> **THE RECORDS**:
+ + + + + + +

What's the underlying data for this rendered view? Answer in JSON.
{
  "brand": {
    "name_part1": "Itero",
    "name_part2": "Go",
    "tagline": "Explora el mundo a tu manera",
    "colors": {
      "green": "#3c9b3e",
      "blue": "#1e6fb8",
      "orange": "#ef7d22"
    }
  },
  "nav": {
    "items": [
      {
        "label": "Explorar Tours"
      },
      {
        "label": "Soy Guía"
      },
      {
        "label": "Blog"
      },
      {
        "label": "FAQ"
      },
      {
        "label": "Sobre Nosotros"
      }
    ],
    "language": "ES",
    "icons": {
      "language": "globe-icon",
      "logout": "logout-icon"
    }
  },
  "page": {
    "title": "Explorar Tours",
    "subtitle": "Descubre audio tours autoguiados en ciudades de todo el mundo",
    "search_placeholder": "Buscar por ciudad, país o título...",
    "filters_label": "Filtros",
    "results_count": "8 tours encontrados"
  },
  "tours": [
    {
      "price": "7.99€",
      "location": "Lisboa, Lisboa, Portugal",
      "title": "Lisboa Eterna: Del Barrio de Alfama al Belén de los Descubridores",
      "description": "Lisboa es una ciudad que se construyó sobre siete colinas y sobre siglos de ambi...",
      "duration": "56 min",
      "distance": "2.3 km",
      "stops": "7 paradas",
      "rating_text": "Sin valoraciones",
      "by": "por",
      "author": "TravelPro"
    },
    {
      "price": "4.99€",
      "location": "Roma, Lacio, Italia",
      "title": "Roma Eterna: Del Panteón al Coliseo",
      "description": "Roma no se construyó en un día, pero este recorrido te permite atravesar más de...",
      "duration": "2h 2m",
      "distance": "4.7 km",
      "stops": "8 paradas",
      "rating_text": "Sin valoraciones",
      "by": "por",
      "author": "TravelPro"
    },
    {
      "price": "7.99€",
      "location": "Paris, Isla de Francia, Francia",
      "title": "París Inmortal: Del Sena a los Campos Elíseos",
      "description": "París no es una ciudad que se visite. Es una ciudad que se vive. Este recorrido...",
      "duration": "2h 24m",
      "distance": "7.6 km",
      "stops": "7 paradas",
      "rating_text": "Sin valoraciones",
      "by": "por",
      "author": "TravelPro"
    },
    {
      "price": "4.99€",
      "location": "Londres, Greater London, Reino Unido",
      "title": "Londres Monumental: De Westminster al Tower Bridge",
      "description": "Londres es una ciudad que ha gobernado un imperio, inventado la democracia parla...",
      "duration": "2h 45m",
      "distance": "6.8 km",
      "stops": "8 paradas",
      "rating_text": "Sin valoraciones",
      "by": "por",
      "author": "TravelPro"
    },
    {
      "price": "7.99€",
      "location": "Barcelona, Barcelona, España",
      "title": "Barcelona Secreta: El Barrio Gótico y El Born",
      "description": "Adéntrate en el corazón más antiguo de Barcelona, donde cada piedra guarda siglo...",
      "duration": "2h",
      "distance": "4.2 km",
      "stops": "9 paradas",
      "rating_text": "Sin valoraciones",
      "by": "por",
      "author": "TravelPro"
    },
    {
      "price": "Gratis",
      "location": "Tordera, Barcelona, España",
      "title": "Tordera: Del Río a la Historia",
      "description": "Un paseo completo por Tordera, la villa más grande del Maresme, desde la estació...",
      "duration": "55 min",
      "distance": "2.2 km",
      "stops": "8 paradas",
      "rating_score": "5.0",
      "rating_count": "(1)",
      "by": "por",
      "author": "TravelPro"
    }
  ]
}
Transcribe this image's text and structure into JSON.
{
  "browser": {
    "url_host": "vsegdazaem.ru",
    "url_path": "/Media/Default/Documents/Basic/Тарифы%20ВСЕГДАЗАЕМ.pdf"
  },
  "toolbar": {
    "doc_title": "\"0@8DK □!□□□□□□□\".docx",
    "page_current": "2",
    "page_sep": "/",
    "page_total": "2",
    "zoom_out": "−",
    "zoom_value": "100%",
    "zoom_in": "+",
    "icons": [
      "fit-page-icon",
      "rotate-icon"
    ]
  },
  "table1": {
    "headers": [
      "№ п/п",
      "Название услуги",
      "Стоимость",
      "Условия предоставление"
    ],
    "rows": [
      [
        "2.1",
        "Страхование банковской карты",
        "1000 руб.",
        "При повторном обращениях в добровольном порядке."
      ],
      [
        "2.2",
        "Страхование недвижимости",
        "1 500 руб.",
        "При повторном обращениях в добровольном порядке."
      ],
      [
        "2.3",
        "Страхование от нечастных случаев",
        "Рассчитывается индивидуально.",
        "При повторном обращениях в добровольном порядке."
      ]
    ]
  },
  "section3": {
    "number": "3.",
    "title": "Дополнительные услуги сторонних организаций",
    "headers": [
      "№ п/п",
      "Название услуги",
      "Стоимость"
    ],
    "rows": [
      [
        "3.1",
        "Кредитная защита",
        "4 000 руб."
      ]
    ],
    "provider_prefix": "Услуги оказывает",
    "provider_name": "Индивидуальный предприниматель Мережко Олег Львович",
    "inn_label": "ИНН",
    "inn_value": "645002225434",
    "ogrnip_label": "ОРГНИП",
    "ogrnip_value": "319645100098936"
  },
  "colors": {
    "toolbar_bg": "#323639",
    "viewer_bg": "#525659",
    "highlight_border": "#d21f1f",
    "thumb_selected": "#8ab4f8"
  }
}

+ + + + + + +

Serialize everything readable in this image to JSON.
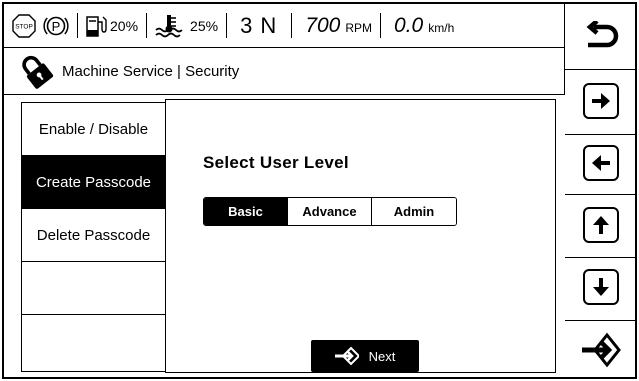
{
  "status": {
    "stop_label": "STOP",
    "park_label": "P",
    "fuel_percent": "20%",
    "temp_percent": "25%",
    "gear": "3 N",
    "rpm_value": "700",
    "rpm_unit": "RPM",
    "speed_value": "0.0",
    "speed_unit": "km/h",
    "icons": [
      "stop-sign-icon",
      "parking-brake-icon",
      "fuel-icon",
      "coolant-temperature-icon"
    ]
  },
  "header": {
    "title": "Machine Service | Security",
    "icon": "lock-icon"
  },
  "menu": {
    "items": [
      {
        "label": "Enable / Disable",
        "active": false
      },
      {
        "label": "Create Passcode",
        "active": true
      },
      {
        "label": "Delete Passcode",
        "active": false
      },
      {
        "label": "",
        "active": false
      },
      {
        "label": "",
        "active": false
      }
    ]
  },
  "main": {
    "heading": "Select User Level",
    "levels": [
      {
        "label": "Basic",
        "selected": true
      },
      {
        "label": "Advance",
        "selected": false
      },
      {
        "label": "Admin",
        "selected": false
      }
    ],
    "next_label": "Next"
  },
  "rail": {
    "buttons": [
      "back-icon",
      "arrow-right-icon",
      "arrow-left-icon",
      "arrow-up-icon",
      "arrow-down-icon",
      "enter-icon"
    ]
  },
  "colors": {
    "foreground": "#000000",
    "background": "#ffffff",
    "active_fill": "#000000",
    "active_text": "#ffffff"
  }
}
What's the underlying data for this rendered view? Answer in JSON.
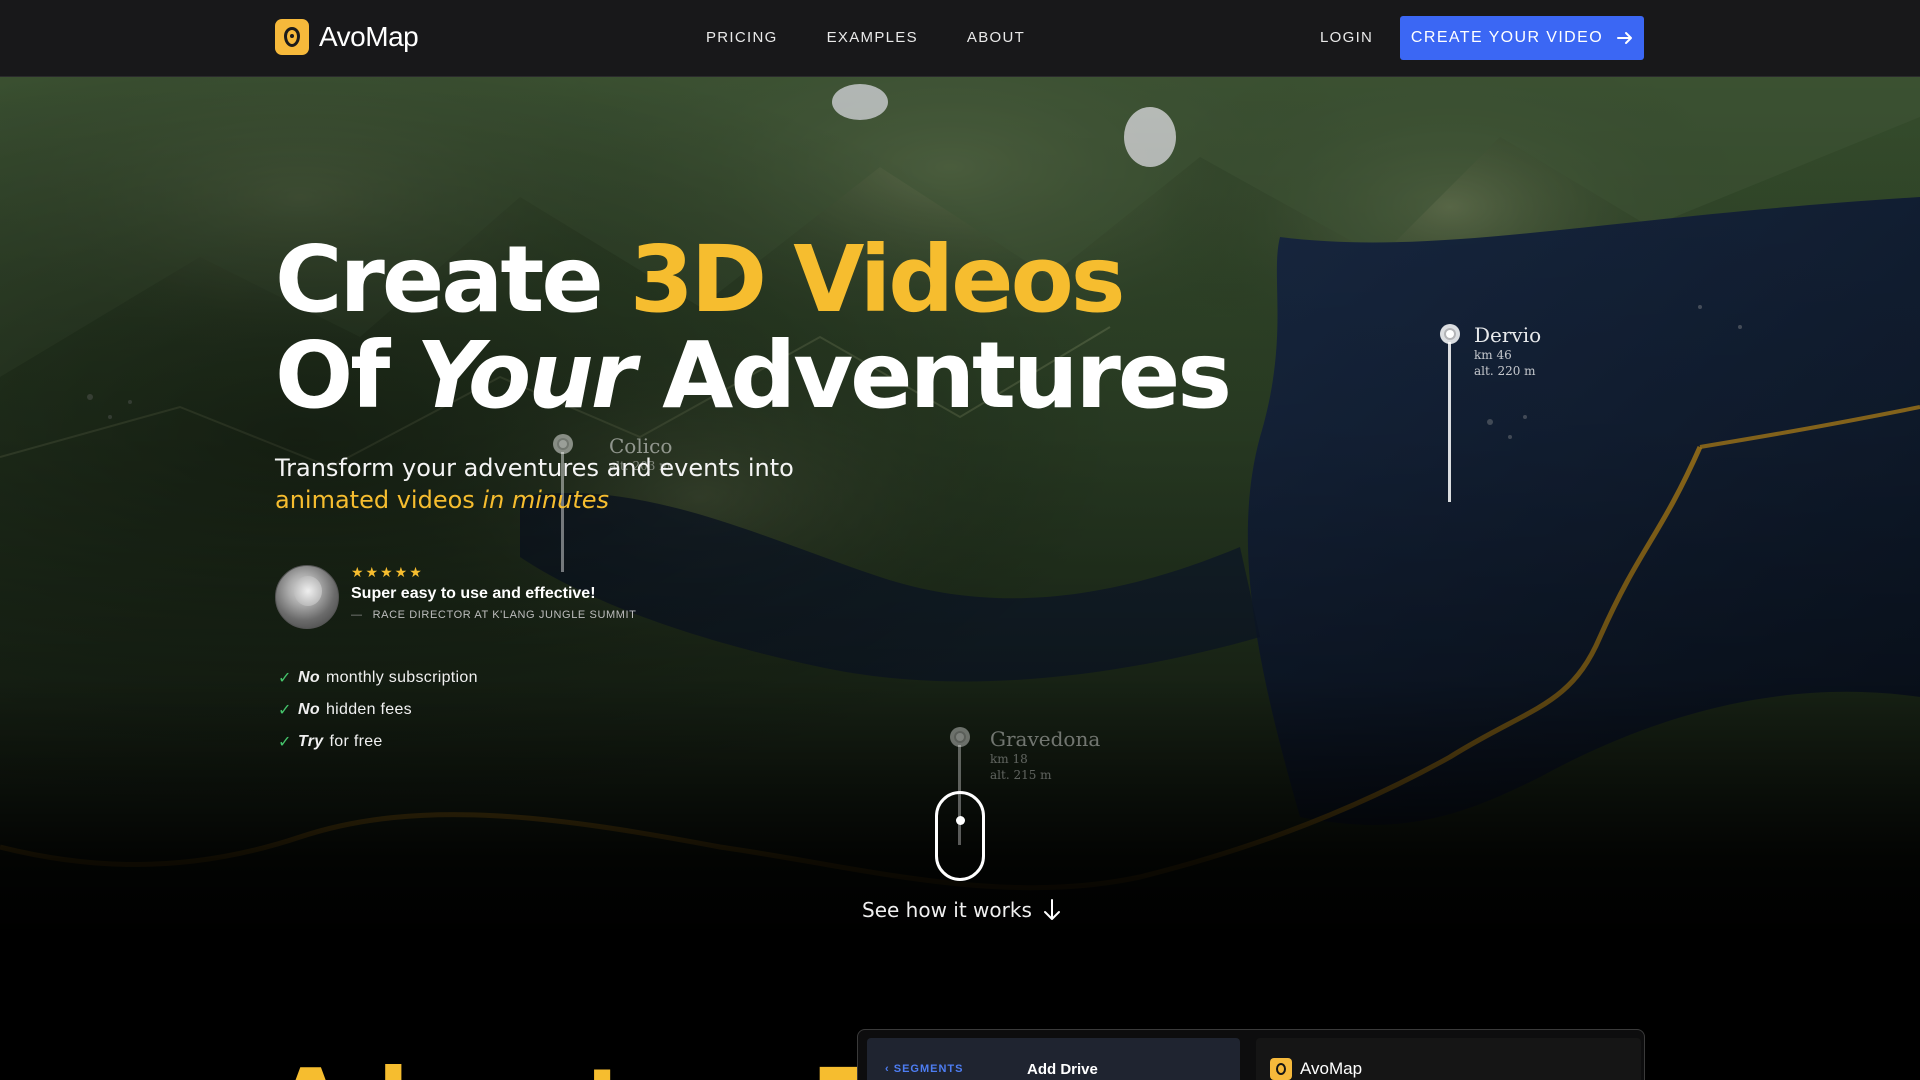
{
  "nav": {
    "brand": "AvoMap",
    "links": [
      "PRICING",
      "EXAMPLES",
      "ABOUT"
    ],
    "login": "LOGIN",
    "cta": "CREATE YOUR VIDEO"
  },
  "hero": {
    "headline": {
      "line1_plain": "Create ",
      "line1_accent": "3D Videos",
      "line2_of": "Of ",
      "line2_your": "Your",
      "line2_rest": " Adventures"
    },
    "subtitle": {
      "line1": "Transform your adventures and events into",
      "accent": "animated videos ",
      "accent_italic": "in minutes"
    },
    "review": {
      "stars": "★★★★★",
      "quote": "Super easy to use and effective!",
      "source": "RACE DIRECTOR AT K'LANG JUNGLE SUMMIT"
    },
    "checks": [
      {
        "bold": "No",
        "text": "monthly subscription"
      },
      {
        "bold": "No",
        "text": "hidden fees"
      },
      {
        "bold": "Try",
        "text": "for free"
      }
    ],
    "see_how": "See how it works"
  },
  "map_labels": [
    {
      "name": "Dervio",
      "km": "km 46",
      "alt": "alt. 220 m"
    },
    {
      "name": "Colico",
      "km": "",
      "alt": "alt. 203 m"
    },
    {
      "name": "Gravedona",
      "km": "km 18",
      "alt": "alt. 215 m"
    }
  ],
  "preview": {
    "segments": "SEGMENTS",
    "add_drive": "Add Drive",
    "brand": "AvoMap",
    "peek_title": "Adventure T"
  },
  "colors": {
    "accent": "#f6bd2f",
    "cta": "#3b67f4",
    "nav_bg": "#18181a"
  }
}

+ + + + + + +

> **EXERCISE INSTRUCTIONS**:
Say how many lines in this material hold "image", and say nothing else.

> **PROBLEM SOLUTION**:
2